STATED GOAL
Reproduce the listing below word for word, omitting the pictures from your reply.

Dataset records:
----
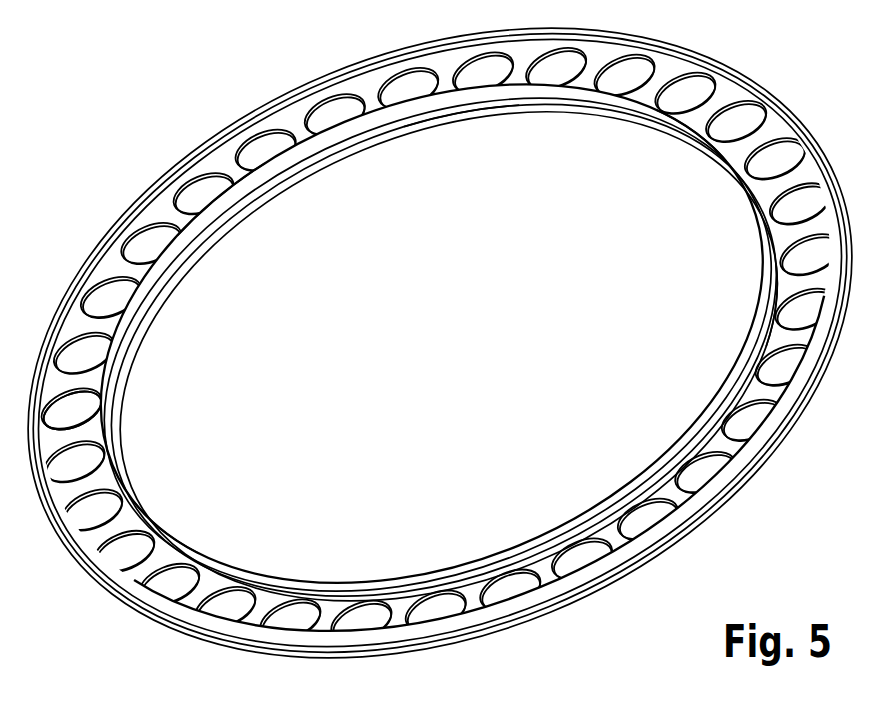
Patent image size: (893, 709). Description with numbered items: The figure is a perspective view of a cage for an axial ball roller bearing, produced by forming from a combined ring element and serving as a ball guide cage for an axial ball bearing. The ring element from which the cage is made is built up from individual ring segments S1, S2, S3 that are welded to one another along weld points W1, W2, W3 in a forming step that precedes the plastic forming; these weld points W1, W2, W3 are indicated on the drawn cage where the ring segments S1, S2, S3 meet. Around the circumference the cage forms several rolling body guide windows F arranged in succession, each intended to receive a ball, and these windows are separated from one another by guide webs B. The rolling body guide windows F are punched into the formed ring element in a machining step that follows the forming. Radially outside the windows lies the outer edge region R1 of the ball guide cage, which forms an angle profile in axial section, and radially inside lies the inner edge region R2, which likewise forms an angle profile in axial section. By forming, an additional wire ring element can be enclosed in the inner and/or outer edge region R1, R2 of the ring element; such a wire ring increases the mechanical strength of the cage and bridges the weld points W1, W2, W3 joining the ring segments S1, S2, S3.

The outer edge region R1 is at (150, 195).
The inner edge region R2 is at (170, 260).
The ring segment S1 is at (460, 108).
The ring segment S2 is at (750, 313).
The ring segment S3 is at (150, 540).
The weld point W1 is at (257, 223).
The weld point W2 is at (677, 150).
The weld point W3 is at (588, 492).
The guide web B is at (100, 373).
The rolling body guide window F is at (77, 405).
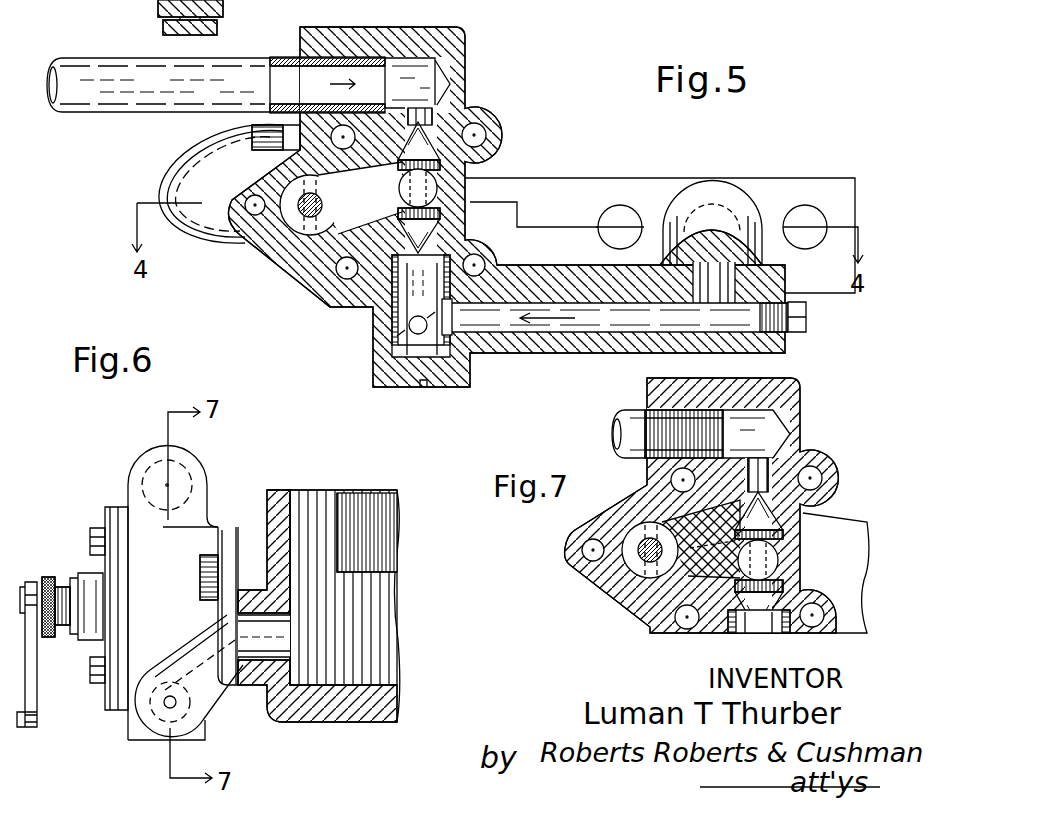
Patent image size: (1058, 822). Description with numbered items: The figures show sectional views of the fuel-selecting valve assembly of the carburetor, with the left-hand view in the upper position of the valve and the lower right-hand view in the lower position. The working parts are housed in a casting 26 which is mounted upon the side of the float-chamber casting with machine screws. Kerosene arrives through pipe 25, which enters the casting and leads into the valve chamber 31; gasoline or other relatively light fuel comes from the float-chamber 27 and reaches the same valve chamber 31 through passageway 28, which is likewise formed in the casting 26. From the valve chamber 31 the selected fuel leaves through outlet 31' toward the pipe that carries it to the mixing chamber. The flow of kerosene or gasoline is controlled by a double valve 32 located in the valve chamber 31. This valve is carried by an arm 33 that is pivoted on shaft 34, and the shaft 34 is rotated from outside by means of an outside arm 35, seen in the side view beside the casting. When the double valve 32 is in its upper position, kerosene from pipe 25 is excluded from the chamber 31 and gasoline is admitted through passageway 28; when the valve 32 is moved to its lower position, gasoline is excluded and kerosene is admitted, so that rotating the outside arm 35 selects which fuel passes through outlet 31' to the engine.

In FIG. 5, the pipe 25 is at (287, 68).
In FIG. 6, the pipe 25 is at (200, 462).
In FIG. 7, the pipe 25 is at (630, 433).
In FIG. 5, the casting 26 is at (455, 120).
In FIG. 6, the casting 26 is at (190, 547).
In FIG. 7, the casting 26 is at (647, 488).
In FIG. 6, the float-chamber 27 is at (370, 717).
In FIG. 5, the passageway 28 is at (502, 323).
In FIG. 6, the passageway 28 is at (258, 641).
In FIG. 7, the passageway 28 is at (770, 633).
In FIG. 5, the valve chamber 31 is at (322, 235).
In FIG. 7, the valve chamber 31 is at (659, 532).
In FIG. 5, the outlet 31' is at (489, 180).
In FIG. 7, the outlet 31' is at (758, 560).
In FIG. 5, the double valve 32 is at (430, 152).
In FIG. 7, the double valve 32 is at (762, 492).
In FIG. 5, the arm 33 is at (330, 148).
In FIG. 7, the arm 33 is at (694, 552).
In FIG. 5, the shaft 34 is at (307, 197).
In FIG. 6, the shaft 34 is at (37, 585).
In FIG. 7, the shaft 34 is at (646, 547).
In FIG. 5, the outside arm 35 is at (212, 32).
In FIG. 6, the outside arm 35 is at (37, 685).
----
ANSWER TO THE EXERCISE
Patent image size: (893, 709). Description with numbered items: The figure is a perspective view of a cage for an axial ball roller bearing, produced by forming from a combined ring element and serving as a ball guide cage for an axial ball bearing. The ring element from which the cage is made is built up from individual ring segments S1, S2, S3 that are welded to one another along weld points W1, W2, W3 in a forming step that precedes the plastic forming; these weld points W1, W2, W3 are indicated on the drawn cage where the ring segments S1, S2, S3 meet. Around the circumference the cage forms several rolling body guide windows F arranged in succession, each intended to receive a ball, and these windows are separated from one another by guide webs B. The rolling body guide windows F are punched into the formed ring element in a machining step that follows the forming. Radially outside the windows lies the outer edge region R1 of the ball guide cage, which forms an angle profile in axial section, and radially inside lies the inner edge region R2, which likewise forms an angle profile in axial section. By forming, an additional wire ring element can be enclosed in the inner and/or outer edge region R1, R2 of the ring element; such a wire ring increases the mechanical strength of the cage and bridges the weld points W1, W2, W3 joining the ring segments S1, S2, S3.

The outer edge region R1 is at (150, 195).
The inner edge region R2 is at (170, 260).
The ring segment S1 is at (460, 108).
The ring segment S2 is at (750, 313).
The ring segment S3 is at (150, 540).
The weld point W1 is at (257, 223).
The weld point W2 is at (677, 150).
The weld point W3 is at (588, 492).
The guide web B is at (100, 373).
The rolling body guide window F is at (77, 405).
Patent image size: (1058, 822). Description with numbered items: The figures show sectional views of the fuel-selecting valve assembly of the carburetor, with the left-hand view in the upper position of the valve and the lower right-hand view in the lower position. The working parts are housed in a casting 26 which is mounted upon the side of the float-chamber casting with machine screws. Kerosene arrives through pipe 25, which enters the casting and leads into the valve chamber 31; gasoline or other relatively light fuel comes from the float-chamber 27 and reaches the same valve chamber 31 through passageway 28, which is likewise formed in the casting 26. From the valve chamber 31 the selected fuel leaves through outlet 31' toward the pipe that carries it to the mixing chamber. The flow of kerosene or gasoline is controlled by a double valve 32 located in the valve chamber 31. This valve is carried by an arm 33 that is pivoted on shaft 34, and the shaft 34 is rotated from outside by means of an outside arm 35, seen in the side view beside the casting. When the double valve 32 is in its upper position, kerosene from pipe 25 is excluded from the chamber 31 and gasoline is admitted through passageway 28; when the valve 32 is moved to its lower position, gasoline is excluded and kerosene is admitted, so that rotating the outside arm 35 selects which fuel passes through outlet 31' to the engine.

In FIG. 5, the pipe 25 is at (287, 68).
In FIG. 6, the pipe 25 is at (200, 462).
In FIG. 7, the pipe 25 is at (630, 433).
In FIG. 5, the casting 26 is at (455, 120).
In FIG. 6, the casting 26 is at (190, 547).
In FIG. 7, the casting 26 is at (647, 488).
In FIG. 6, the float-chamber 27 is at (370, 717).
In FIG. 5, the passageway 28 is at (502, 323).
In FIG. 6, the passageway 28 is at (258, 641).
In FIG. 7, the passageway 28 is at (770, 633).
In FIG. 5, the valve chamber 31 is at (322, 235).
In FIG. 7, the valve chamber 31 is at (659, 532).
In FIG. 5, the outlet 31' is at (489, 180).
In FIG. 7, the outlet 31' is at (758, 560).
In FIG. 5, the double valve 32 is at (430, 152).
In FIG. 7, the double valve 32 is at (762, 492).
In FIG. 5, the arm 33 is at (330, 148).
In FIG. 7, the arm 33 is at (694, 552).
In FIG. 5, the shaft 34 is at (307, 197).
In FIG. 6, the shaft 34 is at (37, 585).
In FIG. 7, the shaft 34 is at (646, 547).
In FIG. 5, the outside arm 35 is at (212, 32).
In FIG. 6, the outside arm 35 is at (37, 685).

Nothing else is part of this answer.